Teks yang Ditampilkan:

╔══

DISADARI atau tidak, pemahaman sebagian teman-teman ‘salafy’ bahwa pakaian muslimah dianjurkan atau bahkan wajib berwarna hitam, merupakan fakta yang jelas ada. Baik secara lisanul maqol (ucapan lisan) ataupun lisanul hal (amaliah mereka). Ada yang mengganggap, bahwa warna hitam bagi pakain muslimah lebih afdhol dari yang lainnya. Sebagian lagi berkeyakinan, bahwa warna hitam bersifat harus.
Bahkan ada seorang yang syaikh yang diundang mereka pada acara daurah di Indonesia beberapa tahun yang lalu menyatakan, bahwa pakain warna hitam untuk muslimah, merupakan sunnah para shahabiyah zaman itu. Mereka berdalil dengan kisah dalam sunan Abu Dawud ketika turun ayat hijab, bahwa pakaian wanita dari kaum Anshor kelihatan seperti burung gagak.
Dari sisi amaliah sehari-hari, mereka juga mengharuskan warna hitam untuk dikenakan di luar rumah. Seolah, seorang wanita yang keluar rumah dengan memakai pakaian bukan warna hitam, telah melakukan tindak kemaksiatan kepada Allah, atau minimal dituduh telah ‘futur’.

╚══

Data Tersimpan:
╔══

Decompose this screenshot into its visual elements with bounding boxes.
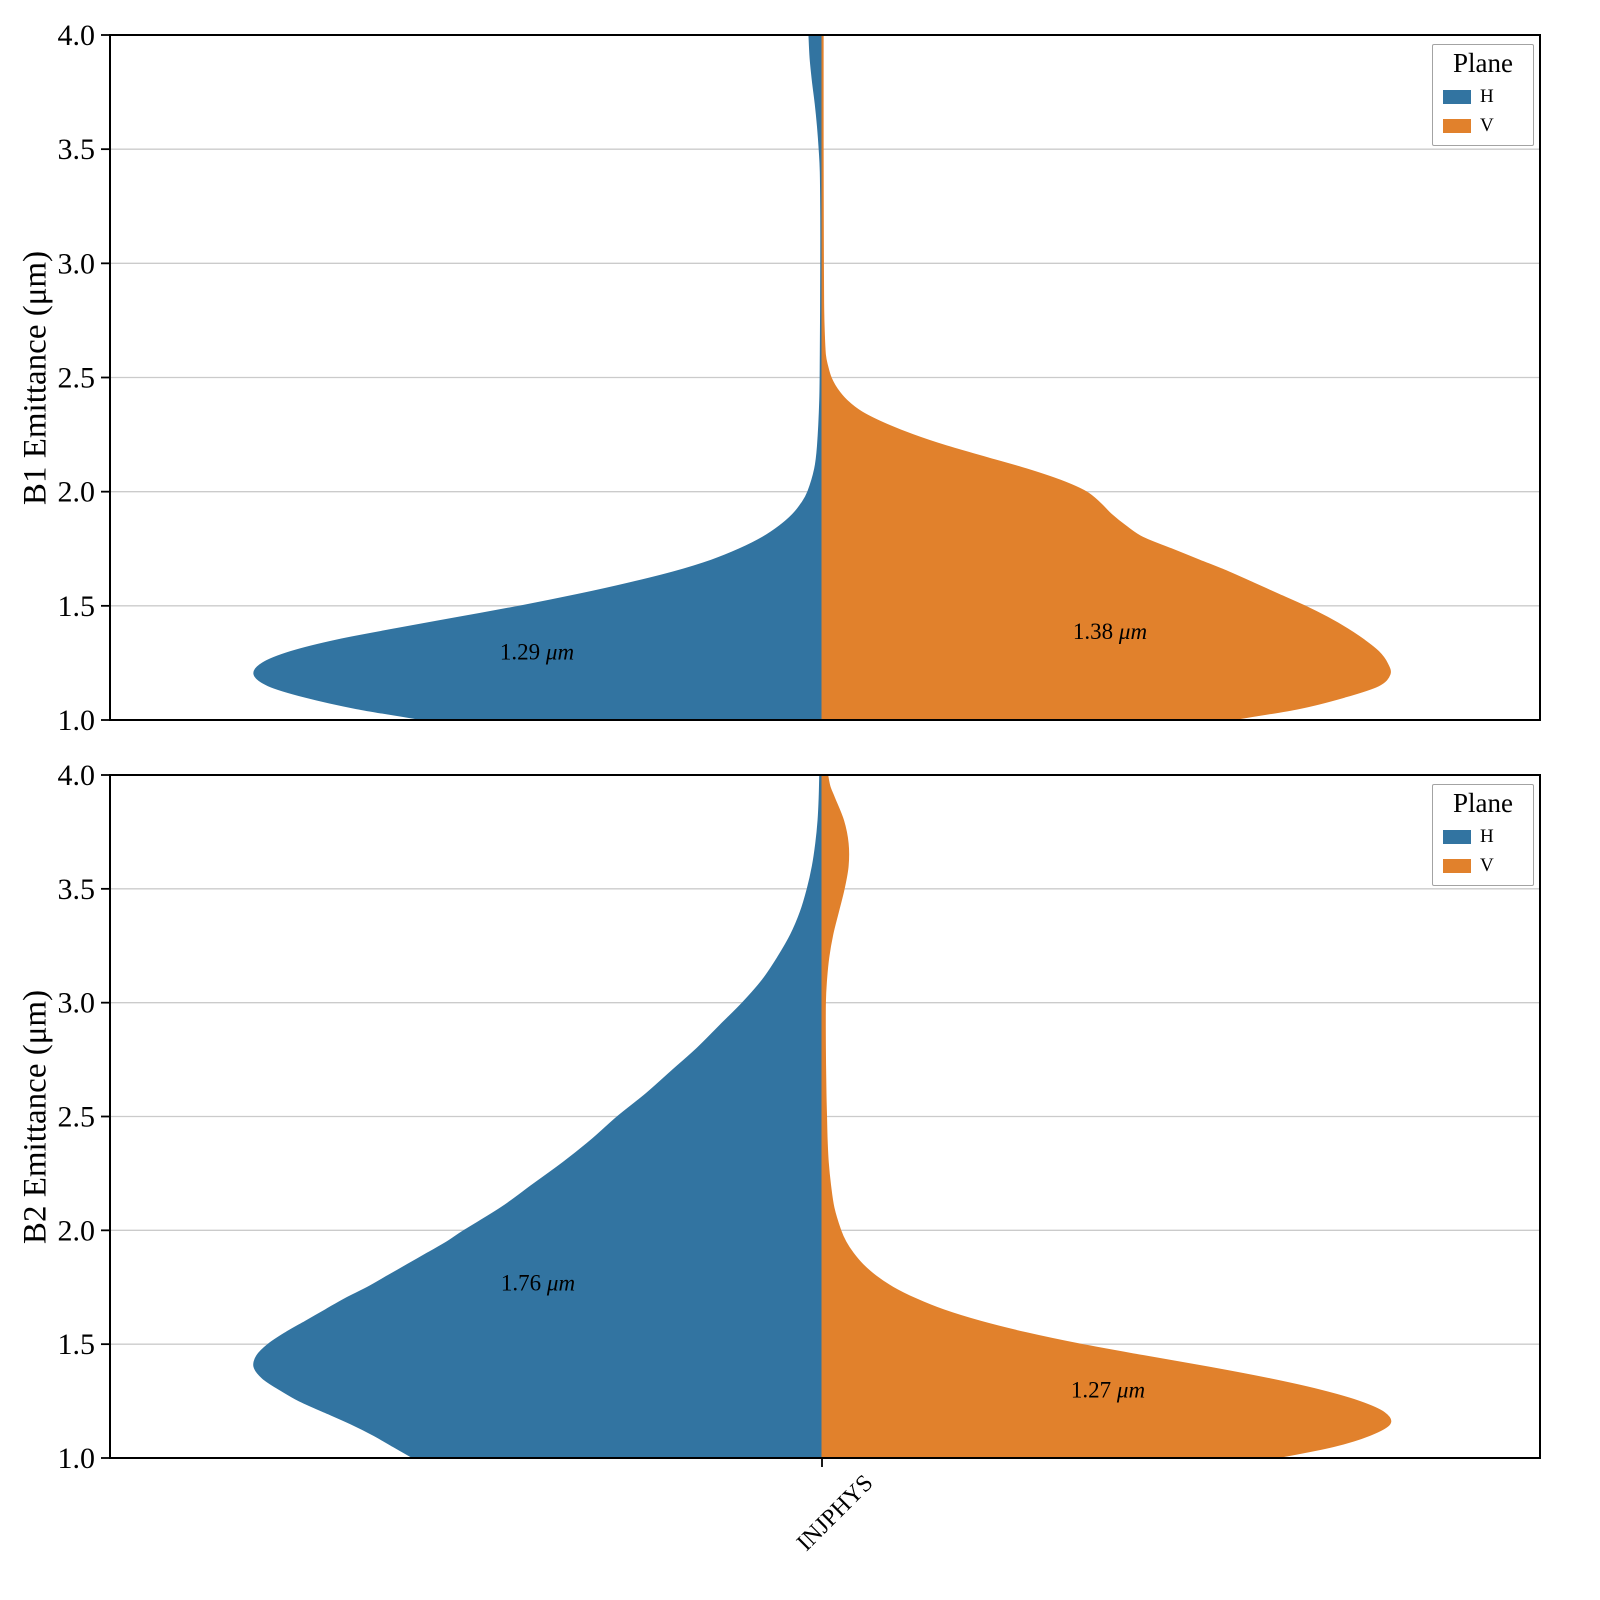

╚══

Soal yang Diajukan A:
Jawab pertanyaan berikut berdasarkan teks tentang warna pakaian muslimah:
(i) Apa arti "lisanul maqol" menurut teks?
(ii) Dalam kitab apa kisah yang dijadikan dalil itu terdapat?
(iii) Pakaian wanita dari kaum mana yang disebut kelihatan seperti burung gagak?
Soal yang Diajukan B: Tulis ulang bagian teks tentang warna pakaian muslimah dengan mengganti "rumah" menjadi "kediaman". Mulailah dari kalimat yang memuat "Dari sisi amaliah" dan berhentilah setelah "dituduh telah ‘futur’.".

Jawaban Tertulis A:
(i) Ucapan lisan.
(ii) Sunan Abu Dawud.
(iii) Kaum Anshor.

Jawaban Tertulis B:
Dari sisi amaliah sehari-hari, mereka juga mengharuskan warna hitam untuk dikenakan di luar kediaman. Seolah, seorang wanita yang keluar kediaman dengan memakai pakaian bukan warna hitam, telah melakukan tindak kemaksiatan kepada Allah, atau minimal dituduh telah ‘futur’.